_Work to be completed_
Without including any pictures, copy every line below exactly.
START Record excerpts
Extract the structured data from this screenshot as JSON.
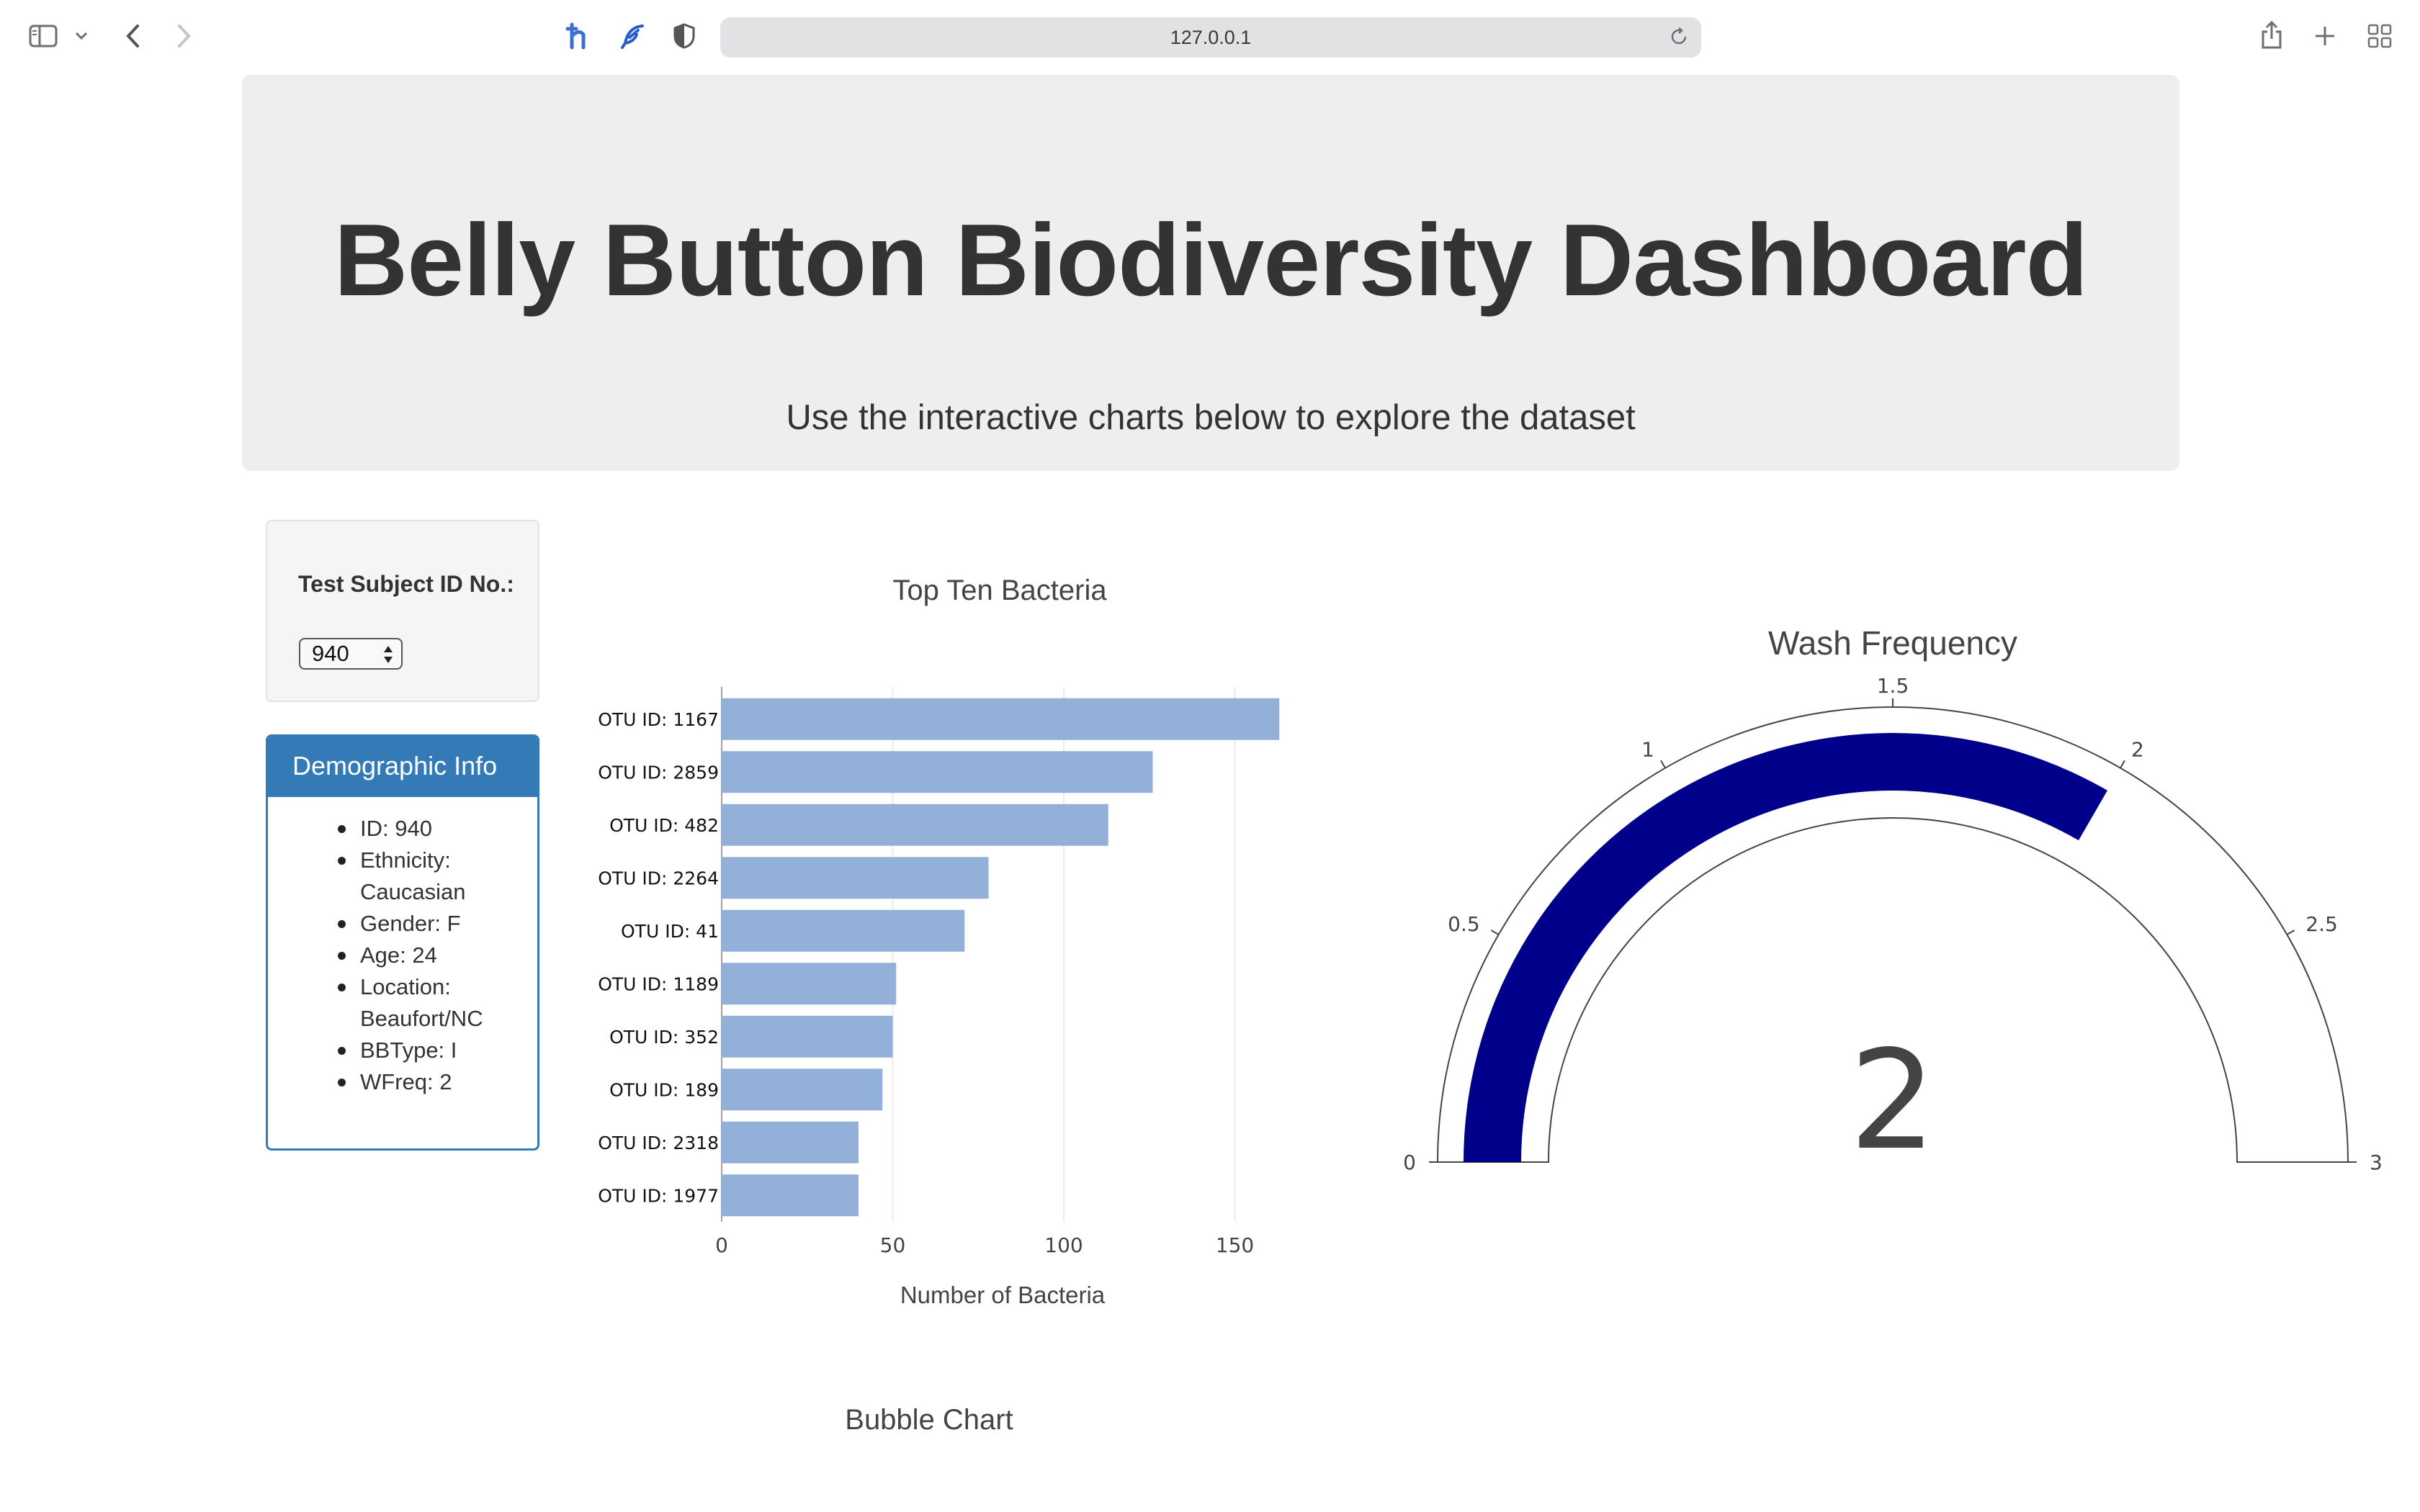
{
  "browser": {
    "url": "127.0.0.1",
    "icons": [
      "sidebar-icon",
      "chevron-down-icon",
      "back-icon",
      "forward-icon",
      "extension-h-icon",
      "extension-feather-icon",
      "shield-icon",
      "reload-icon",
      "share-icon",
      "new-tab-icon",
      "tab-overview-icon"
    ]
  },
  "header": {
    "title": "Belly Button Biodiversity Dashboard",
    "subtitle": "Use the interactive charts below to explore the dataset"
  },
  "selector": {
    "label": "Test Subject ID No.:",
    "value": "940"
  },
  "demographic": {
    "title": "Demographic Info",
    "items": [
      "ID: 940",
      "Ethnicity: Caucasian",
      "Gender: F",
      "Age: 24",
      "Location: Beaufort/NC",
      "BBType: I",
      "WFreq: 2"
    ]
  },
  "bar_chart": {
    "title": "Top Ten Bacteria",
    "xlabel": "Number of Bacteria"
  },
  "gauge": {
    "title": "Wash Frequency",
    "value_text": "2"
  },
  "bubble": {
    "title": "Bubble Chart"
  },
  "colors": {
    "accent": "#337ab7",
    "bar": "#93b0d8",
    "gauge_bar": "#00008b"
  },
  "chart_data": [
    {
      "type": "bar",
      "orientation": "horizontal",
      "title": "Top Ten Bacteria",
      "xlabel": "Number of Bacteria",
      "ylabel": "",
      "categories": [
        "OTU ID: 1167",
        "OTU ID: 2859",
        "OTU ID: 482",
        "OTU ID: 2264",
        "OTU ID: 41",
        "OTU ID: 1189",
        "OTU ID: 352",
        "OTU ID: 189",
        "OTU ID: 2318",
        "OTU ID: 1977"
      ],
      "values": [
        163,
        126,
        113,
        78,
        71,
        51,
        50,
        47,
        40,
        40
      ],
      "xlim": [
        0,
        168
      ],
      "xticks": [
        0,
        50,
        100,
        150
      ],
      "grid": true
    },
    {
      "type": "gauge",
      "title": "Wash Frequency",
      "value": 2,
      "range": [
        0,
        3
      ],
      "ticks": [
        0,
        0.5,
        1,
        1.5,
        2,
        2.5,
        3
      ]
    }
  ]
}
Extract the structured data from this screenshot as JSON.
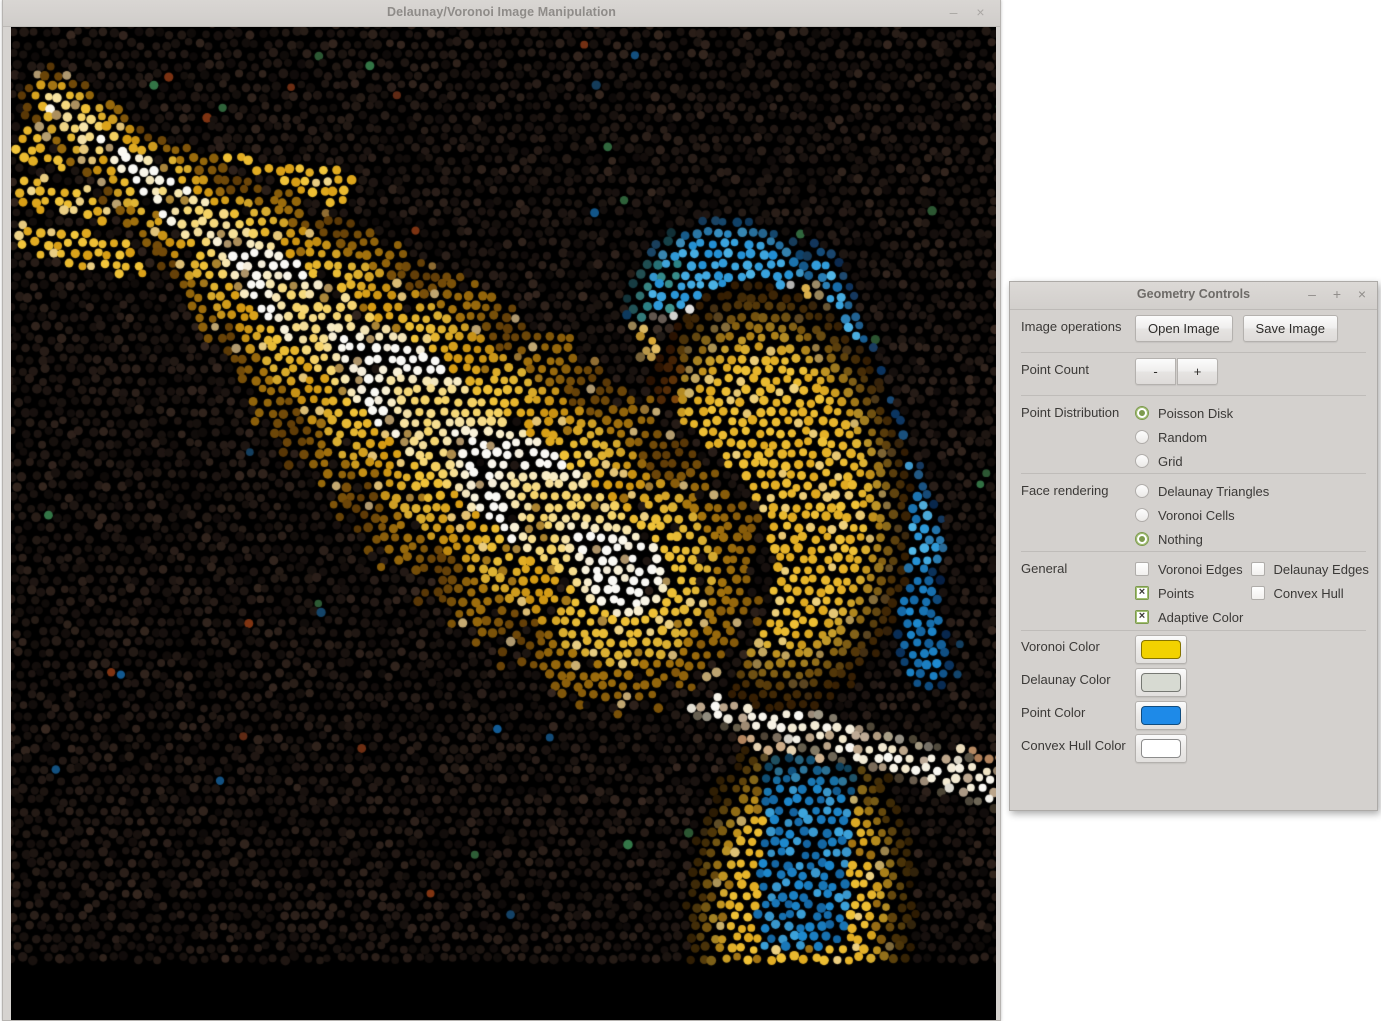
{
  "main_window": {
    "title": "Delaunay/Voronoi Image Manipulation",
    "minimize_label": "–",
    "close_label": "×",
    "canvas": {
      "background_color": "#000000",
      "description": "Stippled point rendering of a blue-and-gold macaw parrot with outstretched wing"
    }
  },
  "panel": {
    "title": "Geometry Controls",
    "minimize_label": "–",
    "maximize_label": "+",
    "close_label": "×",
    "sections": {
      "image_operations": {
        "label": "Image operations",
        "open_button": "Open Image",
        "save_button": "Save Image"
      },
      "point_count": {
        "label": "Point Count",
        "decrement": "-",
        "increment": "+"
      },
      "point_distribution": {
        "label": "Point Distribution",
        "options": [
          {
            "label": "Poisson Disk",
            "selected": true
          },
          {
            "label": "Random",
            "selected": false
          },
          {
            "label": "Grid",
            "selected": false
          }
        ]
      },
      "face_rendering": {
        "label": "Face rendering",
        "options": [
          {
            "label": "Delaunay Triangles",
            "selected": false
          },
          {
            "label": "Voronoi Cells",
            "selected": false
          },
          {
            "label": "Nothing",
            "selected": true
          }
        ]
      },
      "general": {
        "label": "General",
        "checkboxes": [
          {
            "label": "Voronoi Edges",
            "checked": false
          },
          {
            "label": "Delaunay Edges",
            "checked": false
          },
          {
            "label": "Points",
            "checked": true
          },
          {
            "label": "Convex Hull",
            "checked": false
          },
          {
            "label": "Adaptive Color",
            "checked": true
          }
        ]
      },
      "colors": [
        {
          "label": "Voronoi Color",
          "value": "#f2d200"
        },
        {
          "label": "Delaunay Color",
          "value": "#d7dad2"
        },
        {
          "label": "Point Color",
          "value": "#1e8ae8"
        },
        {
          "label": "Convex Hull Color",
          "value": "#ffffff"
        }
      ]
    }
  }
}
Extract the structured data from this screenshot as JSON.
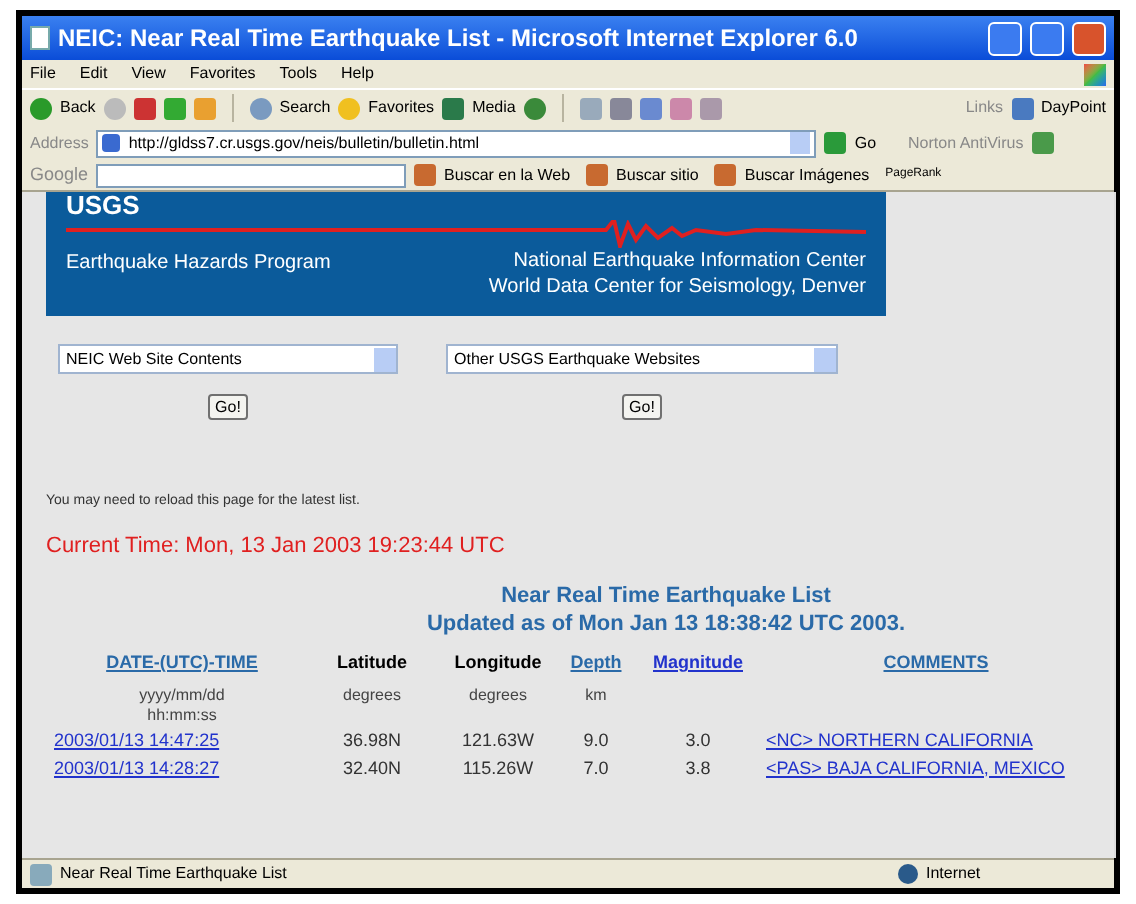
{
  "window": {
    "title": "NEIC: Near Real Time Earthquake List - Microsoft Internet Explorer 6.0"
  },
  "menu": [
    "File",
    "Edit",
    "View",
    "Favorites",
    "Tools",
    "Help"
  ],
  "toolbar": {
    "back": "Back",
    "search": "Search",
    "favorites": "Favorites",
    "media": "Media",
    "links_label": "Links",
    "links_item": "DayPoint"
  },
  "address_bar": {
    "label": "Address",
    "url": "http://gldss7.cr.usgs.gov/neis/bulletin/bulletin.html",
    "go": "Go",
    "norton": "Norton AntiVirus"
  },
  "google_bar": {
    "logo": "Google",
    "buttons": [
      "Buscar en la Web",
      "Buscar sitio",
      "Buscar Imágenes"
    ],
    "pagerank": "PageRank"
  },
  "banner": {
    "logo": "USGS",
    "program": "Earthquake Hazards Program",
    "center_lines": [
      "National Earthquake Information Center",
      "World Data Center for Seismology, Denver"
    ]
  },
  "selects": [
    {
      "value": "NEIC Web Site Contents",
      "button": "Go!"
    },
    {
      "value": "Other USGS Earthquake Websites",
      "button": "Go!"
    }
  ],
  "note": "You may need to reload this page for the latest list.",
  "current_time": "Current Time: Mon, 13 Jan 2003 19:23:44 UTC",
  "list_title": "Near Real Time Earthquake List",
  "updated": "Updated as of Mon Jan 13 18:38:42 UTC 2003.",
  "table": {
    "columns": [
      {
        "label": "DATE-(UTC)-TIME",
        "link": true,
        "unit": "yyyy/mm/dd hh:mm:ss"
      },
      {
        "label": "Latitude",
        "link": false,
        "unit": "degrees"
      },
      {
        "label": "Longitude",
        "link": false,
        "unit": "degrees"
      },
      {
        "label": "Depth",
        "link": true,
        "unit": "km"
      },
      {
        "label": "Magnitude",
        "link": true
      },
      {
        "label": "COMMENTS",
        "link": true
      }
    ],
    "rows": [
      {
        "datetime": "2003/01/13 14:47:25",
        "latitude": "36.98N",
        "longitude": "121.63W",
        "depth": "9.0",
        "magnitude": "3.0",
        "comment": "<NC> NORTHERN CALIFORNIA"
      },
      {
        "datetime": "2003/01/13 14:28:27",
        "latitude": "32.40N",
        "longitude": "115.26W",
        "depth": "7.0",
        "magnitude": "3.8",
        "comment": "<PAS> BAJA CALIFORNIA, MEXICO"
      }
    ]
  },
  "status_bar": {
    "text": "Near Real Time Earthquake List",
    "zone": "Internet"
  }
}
END Record excerpts
_Result of this exercise_
Extract the structured data from this screenshot as JSON.
{
  "browser": {
    "url": "127.0.0.1",
    "icons": [
      "sidebar-icon",
      "chevron-down-icon",
      "back-icon",
      "forward-icon",
      "extension-h-icon",
      "extension-feather-icon",
      "shield-icon",
      "reload-icon",
      "share-icon",
      "new-tab-icon",
      "tab-overview-icon"
    ]
  },
  "header": {
    "title": "Belly Button Biodiversity Dashboard",
    "subtitle": "Use the interactive charts below to explore the dataset"
  },
  "selector": {
    "label": "Test Subject ID No.:",
    "value": "940"
  },
  "demographic": {
    "title": "Demographic Info",
    "items": [
      "ID: 940",
      "Ethnicity: Caucasian",
      "Gender: F",
      "Age: 24",
      "Location: Beaufort/NC",
      "BBType: I",
      "WFreq: 2"
    ]
  },
  "bar_chart": {
    "title": "Top Ten Bacteria",
    "xlabel": "Number of Bacteria"
  },
  "gauge": {
    "title": "Wash Frequency",
    "value_text": "2"
  },
  "bubble": {
    "title": "Bubble Chart"
  },
  "colors": {
    "accent": "#337ab7",
    "bar": "#93b0d8",
    "gauge_bar": "#00008b"
  },
  "chart_data": [
    {
      "type": "bar",
      "orientation": "horizontal",
      "title": "Top Ten Bacteria",
      "xlabel": "Number of Bacteria",
      "ylabel": "",
      "categories": [
        "OTU ID: 1167",
        "OTU ID: 2859",
        "OTU ID: 482",
        "OTU ID: 2264",
        "OTU ID: 41",
        "OTU ID: 1189",
        "OTU ID: 352",
        "OTU ID: 189",
        "OTU ID: 2318",
        "OTU ID: 1977"
      ],
      "values": [
        163,
        126,
        113,
        78,
        71,
        51,
        50,
        47,
        40,
        40
      ],
      "xlim": [
        0,
        168
      ],
      "xticks": [
        0,
        50,
        100,
        150
      ],
      "grid": true
    },
    {
      "type": "gauge",
      "title": "Wash Frequency",
      "value": 2,
      "range": [
        0,
        3
      ],
      "ticks": [
        0,
        0.5,
        1,
        1.5,
        2,
        2.5,
        3
      ]
    }
  ]
}
Extract the structured data from this screenshot as JSON.
{
  "main_window": {
    "title": "Delaunay/Voronoi Image Manipulation",
    "minimize_label": "–",
    "close_label": "×",
    "canvas": {
      "background_color": "#000000",
      "description": "Stippled point rendering of a blue-and-gold macaw parrot with outstretched wing"
    }
  },
  "panel": {
    "title": "Geometry Controls",
    "minimize_label": "–",
    "maximize_label": "+",
    "close_label": "×",
    "sections": {
      "image_operations": {
        "label": "Image operations",
        "open_button": "Open Image",
        "save_button": "Save Image"
      },
      "point_count": {
        "label": "Point Count",
        "decrement": "-",
        "increment": "+"
      },
      "point_distribution": {
        "label": "Point Distribution",
        "options": [
          {
            "label": "Poisson Disk",
            "selected": true
          },
          {
            "label": "Random",
            "selected": false
          },
          {
            "label": "Grid",
            "selected": false
          }
        ]
      },
      "face_rendering": {
        "label": "Face rendering",
        "options": [
          {
            "label": "Delaunay Triangles",
            "selected": false
          },
          {
            "label": "Voronoi Cells",
            "selected": false
          },
          {
            "label": "Nothing",
            "selected": true
          }
        ]
      },
      "general": {
        "label": "General",
        "checkboxes": [
          {
            "label": "Voronoi Edges",
            "checked": false
          },
          {
            "label": "Delaunay Edges",
            "checked": false
          },
          {
            "label": "Points",
            "checked": true
          },
          {
            "label": "Convex Hull",
            "checked": false
          },
          {
            "label": "Adaptive Color",
            "checked": true
          }
        ]
      },
      "colors": [
        {
          "label": "Voronoi Color",
          "value": "#f2d200"
        },
        {
          "label": "Delaunay Color",
          "value": "#d7dad2"
        },
        {
          "label": "Point Color",
          "value": "#1e8ae8"
        },
        {
          "label": "Convex Hull Color",
          "value": "#ffffff"
        }
      ]
    }
  }
}
Extract the structured data from this screenshot as JSON.
{
  "window": {
    "title": "NEIC: Near Real Time Earthquake List - Microsoft Internet Explorer 6.0"
  },
  "menu": [
    "File",
    "Edit",
    "View",
    "Favorites",
    "Tools",
    "Help"
  ],
  "toolbar": {
    "back": "Back",
    "search": "Search",
    "favorites": "Favorites",
    "media": "Media",
    "links_label": "Links",
    "links_item": "DayPoint"
  },
  "address_bar": {
    "label": "Address",
    "url": "http://gldss7.cr.usgs.gov/neis/bulletin/bulletin.html",
    "go": "Go",
    "norton": "Norton AntiVirus"
  },
  "google_bar": {
    "logo": "Google",
    "buttons": [
      "Buscar en la Web",
      "Buscar sitio",
      "Buscar Imágenes"
    ],
    "pagerank": "PageRank"
  },
  "banner": {
    "logo": "USGS",
    "program": "Earthquake Hazards Program",
    "center_lines": [
      "National Earthquake Information Center",
      "World Data Center for Seismology, Denver"
    ]
  },
  "selects": [
    {
      "value": "NEIC Web Site Contents",
      "button": "Go!"
    },
    {
      "value": "Other USGS Earthquake Websites",
      "button": "Go!"
    }
  ],
  "note": "You may need to reload this page for the latest list.",
  "current_time": "Current Time: Mon, 13 Jan 2003 19:23:44 UTC",
  "list_title": "Near Real Time Earthquake List",
  "updated": "Updated as of Mon Jan 13 18:38:42 UTC 2003.",
  "table": {
    "columns": [
      {
        "label": "DATE-(UTC)-TIME",
        "link": true,
        "unit": "yyyy/mm/dd hh:mm:ss"
      },
      {
        "label": "Latitude",
        "link": false,
        "unit": "degrees"
      },
      {
        "label": "Longitude",
        "link": false,
        "unit": "degrees"
      },
      {
        "label": "Depth",
        "link": true,
        "unit": "km"
      },
      {
        "label": "Magnitude",
        "link": true
      },
      {
        "label": "COMMENTS",
        "link": true
      }
    ],
    "rows": [
      {
        "datetime": "2003/01/13 14:47:25",
        "latitude": "36.98N",
        "longitude": "121.63W",
        "depth": "9.0",
        "magnitude": "3.0",
        "comment": "<NC> NORTHERN CALIFORNIA"
      },
      {
        "datetime": "2003/01/13 14:28:27",
        "latitude": "32.40N",
        "longitude": "115.26W",
        "depth": "7.0",
        "magnitude": "3.8",
        "comment": "<PAS> BAJA CALIFORNIA, MEXICO"
      }
    ]
  },
  "status_bar": {
    "text": "Near Real Time Earthquake List",
    "zone": "Internet"
  }
}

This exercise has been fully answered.